● Problem details: Exclude the pictures, then repeat the remaining data exactly.

(Figure record listings)
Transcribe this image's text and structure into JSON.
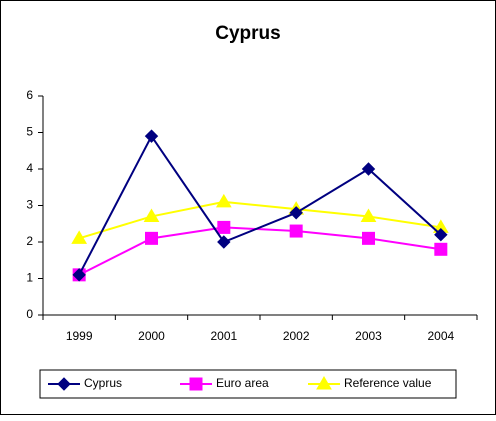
{
  "chart_data": {
    "type": "line",
    "title": "Cyprus",
    "categories": [
      "1999",
      "2000",
      "2001",
      "2002",
      "2003",
      "2004"
    ],
    "series": [
      {
        "name": "Cyprus",
        "color": "#000080",
        "marker": "diamond",
        "values": [
          1.1,
          4.9,
          2.0,
          2.8,
          4.0,
          2.2
        ]
      },
      {
        "name": "Euro area",
        "color": "#ff00ff",
        "marker": "square",
        "values": [
          1.1,
          2.1,
          2.4,
          2.3,
          2.1,
          1.8
        ]
      },
      {
        "name": "Reference value",
        "color": "#ffff00",
        "marker": "triangle",
        "values": [
          2.1,
          2.7,
          3.1,
          2.9,
          2.7,
          2.4
        ]
      }
    ],
    "ylim": [
      0,
      6
    ],
    "yticks": [
      0,
      1,
      2,
      3,
      4,
      5,
      6
    ],
    "grid": false,
    "legend": "bottom"
  }
}
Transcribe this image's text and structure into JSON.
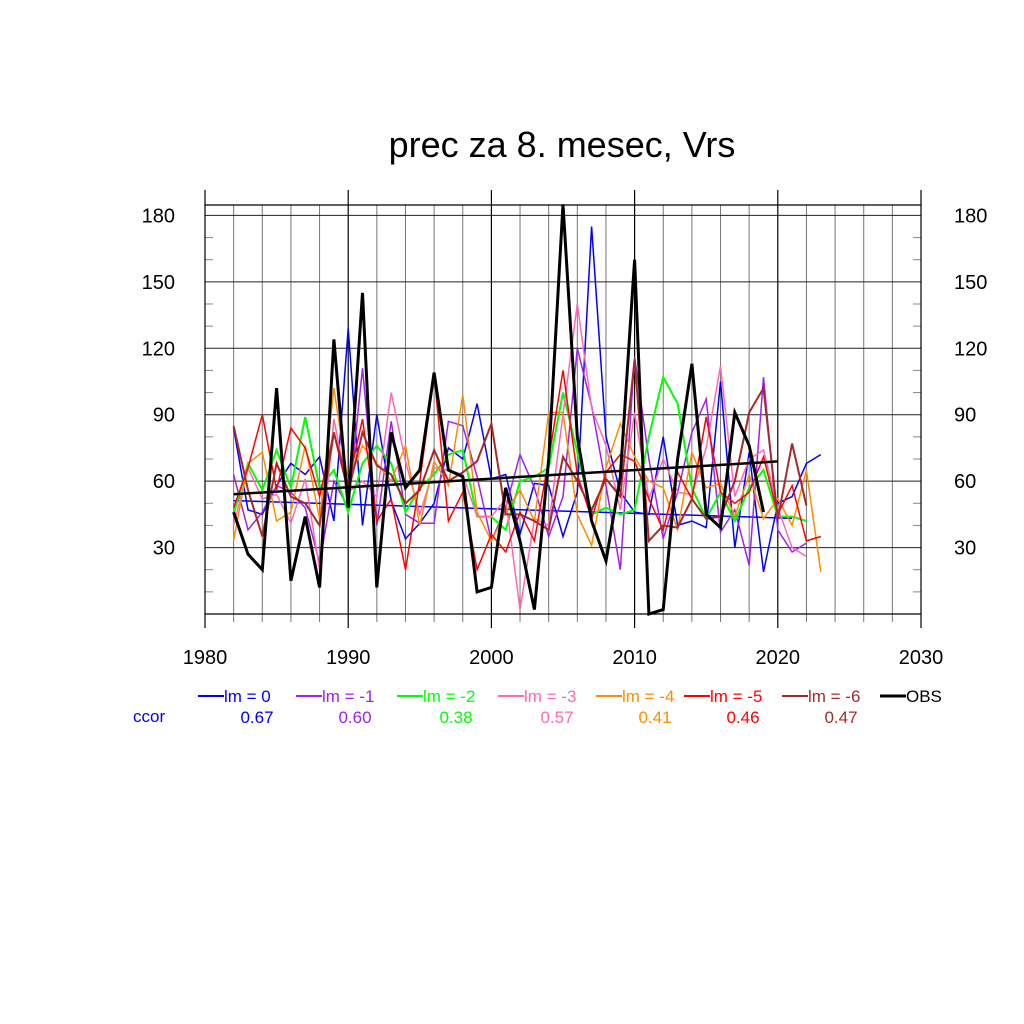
{
  "chart_data": {
    "type": "line",
    "title": "prec za 8. mesec, Vrs",
    "xlabel": "",
    "ylabel": "",
    "xlim": [
      1980,
      2030
    ],
    "ylim": [
      0,
      184.7
    ],
    "xticks": [
      1980,
      1990,
      2000,
      2010,
      2020,
      2030
    ],
    "yticks": [
      30,
      60,
      90,
      120,
      150,
      180
    ],
    "grid": true,
    "legend_position": "bottom",
    "ccor_label": "ccor",
    "series": [
      {
        "name": "lm = 0",
        "color": "#0000ff",
        "ccor": "0.67",
        "width": 1.5,
        "x_start": 1982,
        "values": [
          84,
          47,
          45,
          58,
          68,
          63,
          71,
          42,
          129,
          40,
          90,
          51,
          34,
          41,
          50,
          75,
          70,
          95,
          61,
          63,
          36,
          59,
          58,
          35,
          55,
          175,
          80,
          55,
          46,
          45,
          80,
          40,
          42,
          39,
          105,
          30,
          73,
          19,
          50,
          53,
          68,
          72
        ],
        "trend": [
          51.2,
          43.2
        ]
      },
      {
        "name": "lm = -1",
        "color": "#a020f0",
        "ccor": "0.60",
        "width": 1.5,
        "x_start": 1982,
        "values": [
          63,
          38,
          46,
          58,
          55,
          48,
          23,
          60,
          48,
          111,
          40,
          87,
          45,
          41,
          41,
          87,
          85,
          62,
          33,
          48,
          72,
          57,
          35,
          53,
          120,
          94,
          58,
          20,
          116,
          70,
          34,
          55,
          82,
          97,
          37,
          47,
          22,
          107,
          38,
          28,
          32
        ],
        "trend": null
      },
      {
        "name": "lm = -2",
        "color": "#00ff00",
        "ccor": "0.38",
        "width": 2,
        "x_start": 1982,
        "values": [
          45,
          68,
          56,
          74,
          57,
          89,
          57,
          65,
          46,
          68,
          76,
          68,
          46,
          57,
          63,
          72,
          74,
          44,
          44,
          38,
          60,
          62,
          66,
          100,
          73,
          45,
          48,
          45,
          47,
          80,
          107,
          95,
          57,
          43,
          55,
          42,
          57,
          65,
          44,
          44,
          42
        ],
        "trend": null
      },
      {
        "name": "lm = -3",
        "color": "#ff69b4",
        "ccor": "0.57",
        "width": 1.5,
        "x_start": 1982,
        "values": [
          40,
          66,
          52,
          54,
          41,
          61,
          20,
          88,
          55,
          60,
          53,
          100,
          69,
          45,
          66,
          65,
          63,
          44,
          44,
          52,
          2,
          43,
          40,
          90,
          140,
          93,
          76,
          47,
          91,
          52,
          70,
          55,
          54,
          75,
          112,
          53,
          70,
          74,
          48,
          30,
          26
        ],
        "trend": null
      },
      {
        "name": "lm = -4",
        "color": "#ff8c00",
        "ccor": "0.41",
        "width": 1.5,
        "x_start": 1982,
        "values": [
          33,
          68,
          73,
          42,
          46,
          76,
          43,
          102,
          59,
          76,
          68,
          60,
          76,
          40,
          69,
          58,
          99,
          46,
          33,
          46,
          56,
          42,
          91,
          91,
          45,
          31,
          66,
          86,
          71,
          60,
          57,
          38,
          73,
          57,
          59,
          44,
          63,
          43,
          52,
          40,
          65,
          19
        ],
        "trend": null
      },
      {
        "name": "lm = -5",
        "color": "#ff0000",
        "ccor": "0.46",
        "width": 1.5,
        "x_start": 1982,
        "values": [
          48,
          66,
          90,
          56,
          84,
          75,
          53,
          82,
          59,
          88,
          42,
          52,
          20,
          60,
          108,
          42,
          55,
          20,
          36,
          28,
          46,
          33,
          70,
          110,
          63,
          43,
          64,
          72,
          69,
          52,
          38,
          64,
          52,
          89,
          55,
          50,
          55,
          71,
          45,
          58,
          33,
          35
        ],
        "trend": null
      },
      {
        "name": "lm = -6",
        "color": "#a52a2a",
        "ccor": "0.47",
        "width": 2,
        "x_start": 1982,
        "values": [
          85,
          56,
          35,
          68,
          53,
          50,
          40,
          82,
          55,
          82,
          67,
          63,
          50,
          56,
          74,
          60,
          64,
          69,
          86,
          45,
          45,
          42,
          38,
          71,
          60,
          47,
          61,
          53,
          115,
          33,
          40,
          39,
          52,
          43,
          44,
          60,
          91,
          102,
          43,
          77,
          49
        ],
        "trend": null
      },
      {
        "name": "OBS",
        "color": "#000000",
        "ccor": "",
        "width": 3,
        "x_start": 1982,
        "values": [
          46,
          27,
          20,
          102,
          15,
          44,
          12,
          124,
          48,
          145,
          12,
          82,
          57,
          65,
          109,
          65,
          62,
          10,
          12,
          57,
          33,
          2,
          70,
          185,
          80,
          42,
          24,
          62,
          160,
          0,
          2,
          70,
          113,
          45,
          39,
          91,
          76,
          46
        ],
        "trend": [
          54.1,
          68.9
        ]
      }
    ]
  }
}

● Complete output:
Transcribe this image's text and structure into JSON.
{
  "chart_data": {
    "type": "line",
    "title": "Cyprus",
    "categories": [
      "1999",
      "2000",
      "2001",
      "2002",
      "2003",
      "2004"
    ],
    "series": [
      {
        "name": "Cyprus",
        "color": "#000080",
        "marker": "diamond",
        "values": [
          1.1,
          4.9,
          2.0,
          2.8,
          4.0,
          2.2
        ]
      },
      {
        "name": "Euro area",
        "color": "#ff00ff",
        "marker": "square",
        "values": [
          1.1,
          2.1,
          2.4,
          2.3,
          2.1,
          1.8
        ]
      },
      {
        "name": "Reference value",
        "color": "#ffff00",
        "marker": "triangle",
        "values": [
          2.1,
          2.7,
          3.1,
          2.9,
          2.7,
          2.4
        ]
      }
    ],
    "ylim": [
      0,
      6
    ],
    "yticks": [
      0,
      1,
      2,
      3,
      4,
      5,
      6
    ],
    "grid": false,
    "legend": "bottom"
  }
}
Transcribe this image's text and structure into JSON.
{
  "chart_data": {
    "type": "line",
    "title": "prec za 8. mesec, Vrs",
    "xlabel": "",
    "ylabel": "",
    "xlim": [
      1980,
      2030
    ],
    "ylim": [
      0,
      184.7
    ],
    "xticks": [
      1980,
      1990,
      2000,
      2010,
      2020,
      2030
    ],
    "yticks": [
      30,
      60,
      90,
      120,
      150,
      180
    ],
    "grid": true,
    "legend_position": "bottom",
    "ccor_label": "ccor",
    "series": [
      {
        "name": "lm = 0",
        "color": "#0000ff",
        "ccor": "0.67",
        "width": 1.5,
        "x_start": 1982,
        "values": [
          84,
          47,
          45,
          58,
          68,
          63,
          71,
          42,
          129,
          40,
          90,
          51,
          34,
          41,
          50,
          75,
          70,
          95,
          61,
          63,
          36,
          59,
          58,
          35,
          55,
          175,
          80,
          55,
          46,
          45,
          80,
          40,
          42,
          39,
          105,
          30,
          73,
          19,
          50,
          53,
          68,
          72
        ],
        "trend": [
          51.2,
          43.2
        ]
      },
      {
        "name": "lm = -1",
        "color": "#a020f0",
        "ccor": "0.60",
        "width": 1.5,
        "x_start": 1982,
        "values": [
          63,
          38,
          46,
          58,
          55,
          48,
          23,
          60,
          48,
          111,
          40,
          87,
          45,
          41,
          41,
          87,
          85,
          62,
          33,
          48,
          72,
          57,
          35,
          53,
          120,
          94,
          58,
          20,
          116,
          70,
          34,
          55,
          82,
          97,
          37,
          47,
          22,
          107,
          38,
          28,
          32
        ],
        "trend": null
      },
      {
        "name": "lm = -2",
        "color": "#00ff00",
        "ccor": "0.38",
        "width": 2,
        "x_start": 1982,
        "values": [
          45,
          68,
          56,
          74,
          57,
          89,
          57,
          65,
          46,
          68,
          76,
          68,
          46,
          57,
          63,
          72,
          74,
          44,
          44,
          38,
          60,
          62,
          66,
          100,
          73,
          45,
          48,
          45,
          47,
          80,
          107,
          95,
          57,
          43,
          55,
          42,
          57,
          65,
          44,
          44,
          42
        ],
        "trend": null
      },
      {
        "name": "lm = -3",
        "color": "#ff69b4",
        "ccor": "0.57",
        "width": 1.5,
        "x_start": 1982,
        "values": [
          40,
          66,
          52,
          54,
          41,
          61,
          20,
          88,
          55,
          60,
          53,
          100,
          69,
          45,
          66,
          65,
          63,
          44,
          44,
          52,
          2,
          43,
          40,
          90,
          140,
          93,
          76,
          47,
          91,
          52,
          70,
          55,
          54,
          75,
          112,
          53,
          70,
          74,
          48,
          30,
          26
        ],
        "trend": null
      },
      {
        "name": "lm = -4",
        "color": "#ff8c00",
        "ccor": "0.41",
        "width": 1.5,
        "x_start": 1982,
        "values": [
          33,
          68,
          73,
          42,
          46,
          76,
          43,
          102,
          59,
          76,
          68,
          60,
          76,
          40,
          69,
          58,
          99,
          46,
          33,
          46,
          56,
          42,
          91,
          91,
          45,
          31,
          66,
          86,
          71,
          60,
          57,
          38,
          73,
          57,
          59,
          44,
          63,
          43,
          52,
          40,
          65,
          19
        ],
        "trend": null
      },
      {
        "name": "lm = -5",
        "color": "#ff0000",
        "ccor": "0.46",
        "width": 1.5,
        "x_start": 1982,
        "values": [
          48,
          66,
          90,
          56,
          84,
          75,
          53,
          82,
          59,
          88,
          42,
          52,
          20,
          60,
          108,
          42,
          55,
          20,
          36,
          28,
          46,
          33,
          70,
          110,
          63,
          43,
          64,
          72,
          69,
          52,
          38,
          64,
          52,
          89,
          55,
          50,
          55,
          71,
          45,
          58,
          33,
          35
        ],
        "trend": null
      },
      {
        "name": "lm = -6",
        "color": "#a52a2a",
        "ccor": "0.47",
        "width": 2,
        "x_start": 1982,
        "values": [
          85,
          56,
          35,
          68,
          53,
          50,
          40,
          82,
          55,
          82,
          67,
          63,
          50,
          56,
          74,
          60,
          64,
          69,
          86,
          45,
          45,
          42,
          38,
          71,
          60,
          47,
          61,
          53,
          115,
          33,
          40,
          39,
          52,
          43,
          44,
          60,
          91,
          102,
          43,
          77,
          49
        ],
        "trend": null
      },
      {
        "name": "OBS",
        "color": "#000000",
        "ccor": "",
        "width": 3,
        "x_start": 1982,
        "values": [
          46,
          27,
          20,
          102,
          15,
          44,
          12,
          124,
          48,
          145,
          12,
          82,
          57,
          65,
          109,
          65,
          62,
          10,
          12,
          57,
          33,
          2,
          70,
          185,
          80,
          42,
          24,
          62,
          160,
          0,
          2,
          70,
          113,
          45,
          39,
          91,
          76,
          46
        ],
        "trend": [
          54.1,
          68.9
        ]
      }
    ]
  }
}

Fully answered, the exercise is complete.